= PROBLEM =
Find every line of the listing below where "values" appears, and copy it.

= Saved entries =
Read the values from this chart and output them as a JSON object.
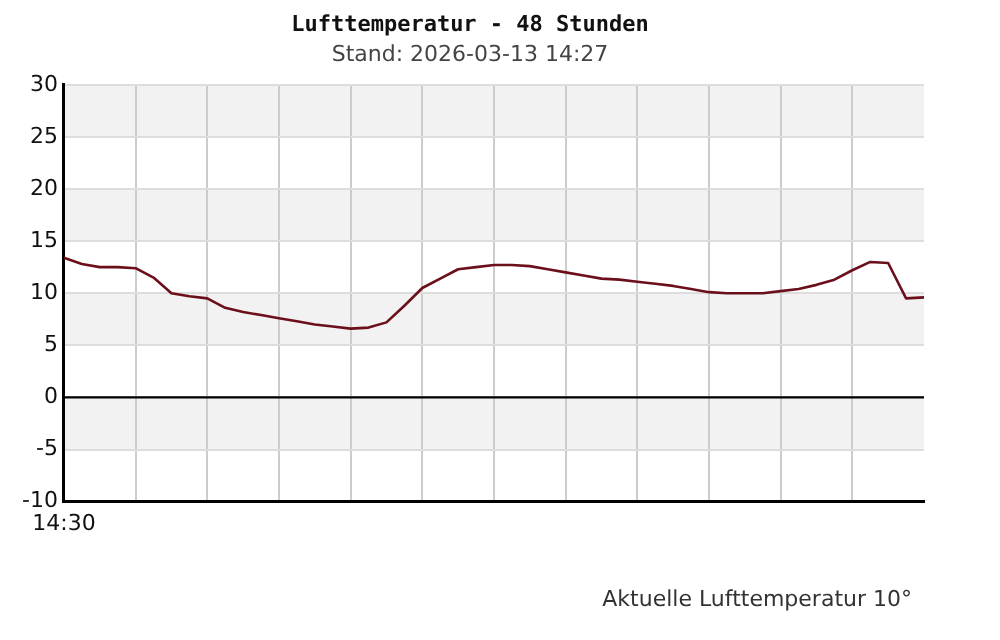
{
  "chart_data": {
    "type": "line",
    "title": "Lufttemperatur - 48 Stunden",
    "subtitle": "Stand: 2026-03-13 14:27",
    "annotations": [
      "14:30",
      "Aktuelle Lufttemperatur 10°"
    ],
    "categories": [
      null,
      null,
      null,
      null,
      null,
      null,
      null,
      null,
      null,
      null,
      null,
      null,
      null,
      null,
      null,
      null,
      null,
      null,
      null,
      null,
      null,
      null,
      null,
      null,
      null,
      null,
      null,
      null,
      null,
      null,
      null,
      null,
      null,
      null,
      null,
      null,
      null,
      null,
      null,
      null,
      null,
      null,
      null,
      null,
      null,
      null,
      null,
      null,
      null
    ],
    "series": [
      {
        "color": "#6b0f1a",
        "values": [
          13.4,
          12.8,
          12.5,
          12.5,
          12.4,
          11.5,
          10.0,
          9.7,
          9.5,
          8.6,
          8.2,
          7.9,
          7.6,
          7.3,
          7.0,
          6.8,
          6.6,
          6.7,
          7.2,
          8.8,
          10.5,
          11.4,
          12.3,
          12.5,
          12.7,
          12.7,
          12.6,
          12.3,
          12.0,
          11.7,
          11.4,
          11.3,
          11.1,
          10.9,
          10.7,
          10.4,
          10.1,
          10.0,
          10.0,
          10.0,
          10.2,
          10.4,
          10.8,
          11.3,
          12.2,
          13.0,
          12.9,
          9.5,
          9.6
        ]
      }
    ],
    "ylim": [
      -10,
      30
    ],
    "yticks": [
      -10,
      -5,
      0,
      5,
      10,
      15,
      20,
      25,
      30
    ],
    "bands": [
      {
        "axis": "y",
        "from": 25,
        "to": 30,
        "color": "#f2f2f2"
      },
      {
        "axis": "y",
        "from": 15,
        "to": 20,
        "color": "#f2f2f2"
      },
      {
        "axis": "y",
        "from": 5,
        "to": 10,
        "color": "#f2f2f2"
      },
      {
        "axis": "y",
        "from": -5,
        "to": 0,
        "color": "#f2f2f2"
      }
    ],
    "ref_lines": [
      {
        "axis": "y",
        "value": 0,
        "color": "#000000"
      }
    ],
    "grid": true,
    "legend": false,
    "marker": "none",
    "line_style": "solid"
  }
}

= FINISHED ANSWER =
Read the values from this chart and output them as a JSON object.
        "values": [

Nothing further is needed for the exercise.